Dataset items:
§ §
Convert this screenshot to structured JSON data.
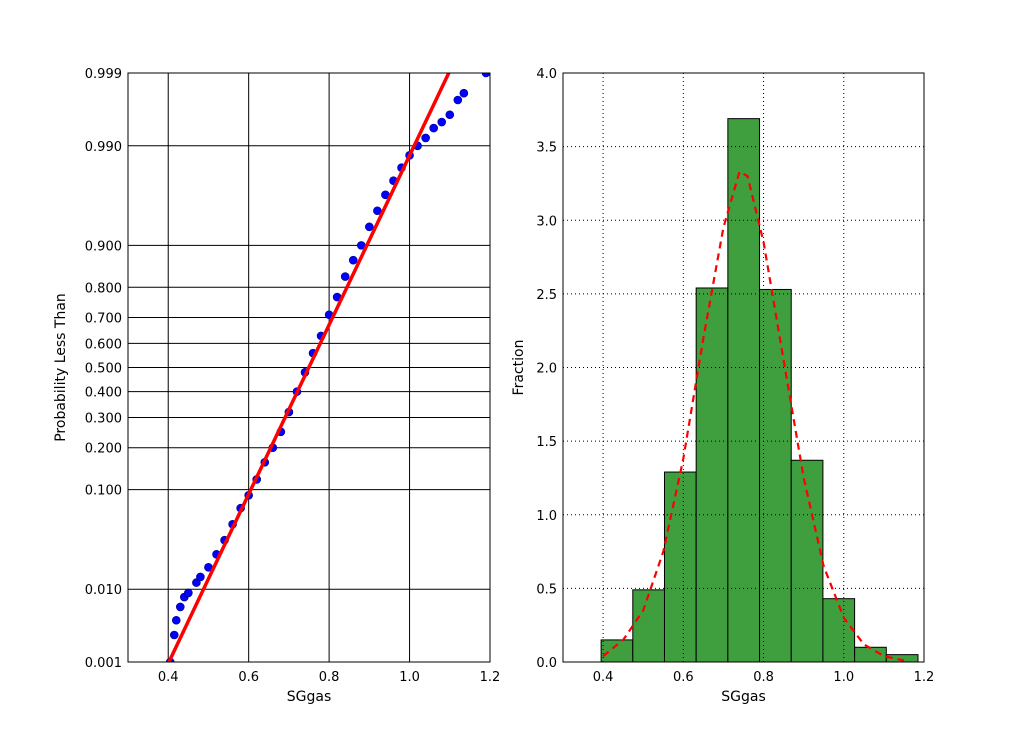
{
  "chart_data": [
    {
      "type": "scatter",
      "xlabel": "SGgas",
      "ylabel": "Probability Less Than",
      "xlim": [
        0.3,
        1.2
      ],
      "y_scale": "normal-probability",
      "ylim": [
        0.001,
        0.999
      ],
      "xticks": [
        "0.4",
        "0.6",
        "0.8",
        "1.0",
        "1.2"
      ],
      "yticks": [
        {
          "p": 0.001,
          "label": "0.001"
        },
        {
          "p": 0.01,
          "label": "0.010"
        },
        {
          "p": 0.1,
          "label": "0.100"
        },
        {
          "p": 0.2,
          "label": "0.200"
        },
        {
          "p": 0.3,
          "label": "0.300"
        },
        {
          "p": 0.4,
          "label": "0.400"
        },
        {
          "p": 0.5,
          "label": "0.500"
        },
        {
          "p": 0.6,
          "label": "0.600"
        },
        {
          "p": 0.7,
          "label": "0.700"
        },
        {
          "p": 0.8,
          "label": "0.800"
        },
        {
          "p": 0.9,
          "label": "0.900"
        },
        {
          "p": 0.99,
          "label": "0.990"
        },
        {
          "p": 0.999,
          "label": "0.999"
        }
      ],
      "grid": true,
      "series": [
        {
          "kind": "points",
          "color": "#0000ff",
          "points": [
            [
              0.405,
              0.001
            ],
            [
              0.415,
              0.0025
            ],
            [
              0.42,
              0.004
            ],
            [
              0.43,
              0.006
            ],
            [
              0.44,
              0.008
            ],
            [
              0.45,
              0.009
            ],
            [
              0.47,
              0.012
            ],
            [
              0.48,
              0.014
            ],
            [
              0.5,
              0.018
            ],
            [
              0.52,
              0.025
            ],
            [
              0.54,
              0.035
            ],
            [
              0.56,
              0.05
            ],
            [
              0.58,
              0.07
            ],
            [
              0.6,
              0.09
            ],
            [
              0.62,
              0.12
            ],
            [
              0.64,
              0.16
            ],
            [
              0.66,
              0.2
            ],
            [
              0.68,
              0.25
            ],
            [
              0.7,
              0.32
            ],
            [
              0.72,
              0.4
            ],
            [
              0.74,
              0.48
            ],
            [
              0.76,
              0.56
            ],
            [
              0.78,
              0.63
            ],
            [
              0.8,
              0.71
            ],
            [
              0.82,
              0.77
            ],
            [
              0.84,
              0.83
            ],
            [
              0.86,
              0.87
            ],
            [
              0.88,
              0.9
            ],
            [
              0.9,
              0.93
            ],
            [
              0.92,
              0.95
            ],
            [
              0.94,
              0.965
            ],
            [
              0.96,
              0.975
            ],
            [
              0.98,
              0.982
            ],
            [
              1.0,
              0.987
            ],
            [
              1.02,
              0.99
            ],
            [
              1.04,
              0.992
            ],
            [
              1.06,
              0.994
            ],
            [
              1.08,
              0.995
            ],
            [
              1.1,
              0.996
            ],
            [
              1.12,
              0.9975
            ],
            [
              1.135,
              0.998
            ],
            [
              1.19,
              0.999
            ]
          ]
        },
        {
          "kind": "fit-line",
          "color": "#ff0000",
          "points": [
            [
              0.39,
              0.0007
            ],
            [
              1.12,
              0.9995
            ]
          ]
        }
      ]
    },
    {
      "type": "bar",
      "xlabel": "SGgas",
      "ylabel": "Fraction",
      "xlim": [
        0.3,
        1.2
      ],
      "ylim": [
        0.0,
        4.0
      ],
      "xticks": [
        "0.4",
        "0.6",
        "0.8",
        "1.0",
        "1.2"
      ],
      "yticks": [
        "0.0",
        "0.5",
        "1.0",
        "1.5",
        "2.0",
        "2.5",
        "3.0",
        "3.5",
        "4.0"
      ],
      "grid": true,
      "bar_color": "#3f9f3f",
      "bin_edges": [
        0.395,
        0.474,
        0.553,
        0.632,
        0.711,
        0.79,
        0.869,
        0.948,
        1.027,
        1.106,
        1.185
      ],
      "values": [
        0.15,
        0.49,
        1.29,
        2.54,
        3.69,
        2.53,
        1.37,
        0.43,
        0.1,
        0.05
      ],
      "series": [
        {
          "kind": "dashed-curve",
          "color": "#ff0000",
          "points": [
            [
              0.4,
              0.04
            ],
            [
              0.45,
              0.15
            ],
            [
              0.5,
              0.35
            ],
            [
              0.55,
              0.75
            ],
            [
              0.6,
              1.38
            ],
            [
              0.65,
              2.2
            ],
            [
              0.7,
              2.95
            ],
            [
              0.74,
              3.33
            ],
            [
              0.76,
              3.3
            ],
            [
              0.8,
              2.85
            ],
            [
              0.85,
              2.05
            ],
            [
              0.9,
              1.25
            ],
            [
              0.95,
              0.65
            ],
            [
              1.0,
              0.3
            ],
            [
              1.05,
              0.12
            ],
            [
              1.1,
              0.04
            ],
            [
              1.15,
              0.01
            ]
          ]
        }
      ]
    }
  ]
}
§ §
Without the pictures, restate all the entries above exactly.

(Output)
Convert this screenshot to structured JSON data.
{
  "chart_data": [
    {
      "type": "scatter",
      "xlabel": "SGgas",
      "ylabel": "Probability Less Than",
      "xlim": [
        0.3,
        1.2
      ],
      "y_scale": "normal-probability",
      "ylim": [
        0.001,
        0.999
      ],
      "xticks": [
        "0.4",
        "0.6",
        "0.8",
        "1.0",
        "1.2"
      ],
      "yticks": [
        {
          "p": 0.001,
          "label": "0.001"
        },
        {
          "p": 0.01,
          "label": "0.010"
        },
        {
          "p": 0.1,
          "label": "0.100"
        },
        {
          "p": 0.2,
          "label": "0.200"
        },
        {
          "p": 0.3,
          "label": "0.300"
        },
        {
          "p": 0.4,
          "label": "0.400"
        },
        {
          "p": 0.5,
          "label": "0.500"
        },
        {
          "p": 0.6,
          "label": "0.600"
        },
        {
          "p": 0.7,
          "label": "0.700"
        },
        {
          "p": 0.8,
          "label": "0.800"
        },
        {
          "p": 0.9,
          "label": "0.900"
        },
        {
          "p": 0.99,
          "label": "0.990"
        },
        {
          "p": 0.999,
          "label": "0.999"
        }
      ],
      "grid": true,
      "series": [
        {
          "kind": "points",
          "color": "#0000ff",
          "points": [
            [
              0.405,
              0.001
            ],
            [
              0.415,
              0.0025
            ],
            [
              0.42,
              0.004
            ],
            [
              0.43,
              0.006
            ],
            [
              0.44,
              0.008
            ],
            [
              0.45,
              0.009
            ],
            [
              0.47,
              0.012
            ],
            [
              0.48,
              0.014
            ],
            [
              0.5,
              0.018
            ],
            [
              0.52,
              0.025
            ],
            [
              0.54,
              0.035
            ],
            [
              0.56,
              0.05
            ],
            [
              0.58,
              0.07
            ],
            [
              0.6,
              0.09
            ],
            [
              0.62,
              0.12
            ],
            [
              0.64,
              0.16
            ],
            [
              0.66,
              0.2
            ],
            [
              0.68,
              0.25
            ],
            [
              0.7,
              0.32
            ],
            [
              0.72,
              0.4
            ],
            [
              0.74,
              0.48
            ],
            [
              0.76,
              0.56
            ],
            [
              0.78,
              0.63
            ],
            [
              0.8,
              0.71
            ],
            [
              0.82,
              0.77
            ],
            [
              0.84,
              0.83
            ],
            [
              0.86,
              0.87
            ],
            [
              0.88,
              0.9
            ],
            [
              0.9,
              0.93
            ],
            [
              0.92,
              0.95
            ],
            [
              0.94,
              0.965
            ],
            [
              0.96,
              0.975
            ],
            [
              0.98,
              0.982
            ],
            [
              1.0,
              0.987
            ],
            [
              1.02,
              0.99
            ],
            [
              1.04,
              0.992
            ],
            [
              1.06,
              0.994
            ],
            [
              1.08,
              0.995
            ],
            [
              1.1,
              0.996
            ],
            [
              1.12,
              0.9975
            ],
            [
              1.135,
              0.998
            ],
            [
              1.19,
              0.999
            ]
          ]
        },
        {
          "kind": "fit-line",
          "color": "#ff0000",
          "points": [
            [
              0.39,
              0.0007
            ],
            [
              1.12,
              0.9995
            ]
          ]
        }
      ]
    },
    {
      "type": "bar",
      "xlabel": "SGgas",
      "ylabel": "Fraction",
      "xlim": [
        0.3,
        1.2
      ],
      "ylim": [
        0.0,
        4.0
      ],
      "xticks": [
        "0.4",
        "0.6",
        "0.8",
        "1.0",
        "1.2"
      ],
      "yticks": [
        "0.0",
        "0.5",
        "1.0",
        "1.5",
        "2.0",
        "2.5",
        "3.0",
        "3.5",
        "4.0"
      ],
      "grid": true,
      "bar_color": "#3f9f3f",
      "bin_edges": [
        0.395,
        0.474,
        0.553,
        0.632,
        0.711,
        0.79,
        0.869,
        0.948,
        1.027,
        1.106,
        1.185
      ],
      "values": [
        0.15,
        0.49,
        1.29,
        2.54,
        3.69,
        2.53,
        1.37,
        0.43,
        0.1,
        0.05
      ],
      "series": [
        {
          "kind": "dashed-curve",
          "color": "#ff0000",
          "points": [
            [
              0.4,
              0.04
            ],
            [
              0.45,
              0.15
            ],
            [
              0.5,
              0.35
            ],
            [
              0.55,
              0.75
            ],
            [
              0.6,
              1.38
            ],
            [
              0.65,
              2.2
            ],
            [
              0.7,
              2.95
            ],
            [
              0.74,
              3.33
            ],
            [
              0.76,
              3.3
            ],
            [
              0.8,
              2.85
            ],
            [
              0.85,
              2.05
            ],
            [
              0.9,
              1.25
            ],
            [
              0.95,
              0.65
            ],
            [
              1.0,
              0.3
            ],
            [
              1.05,
              0.12
            ],
            [
              1.1,
              0.04
            ],
            [
              1.15,
              0.01
            ]
          ]
        }
      ]
    }
  ]
}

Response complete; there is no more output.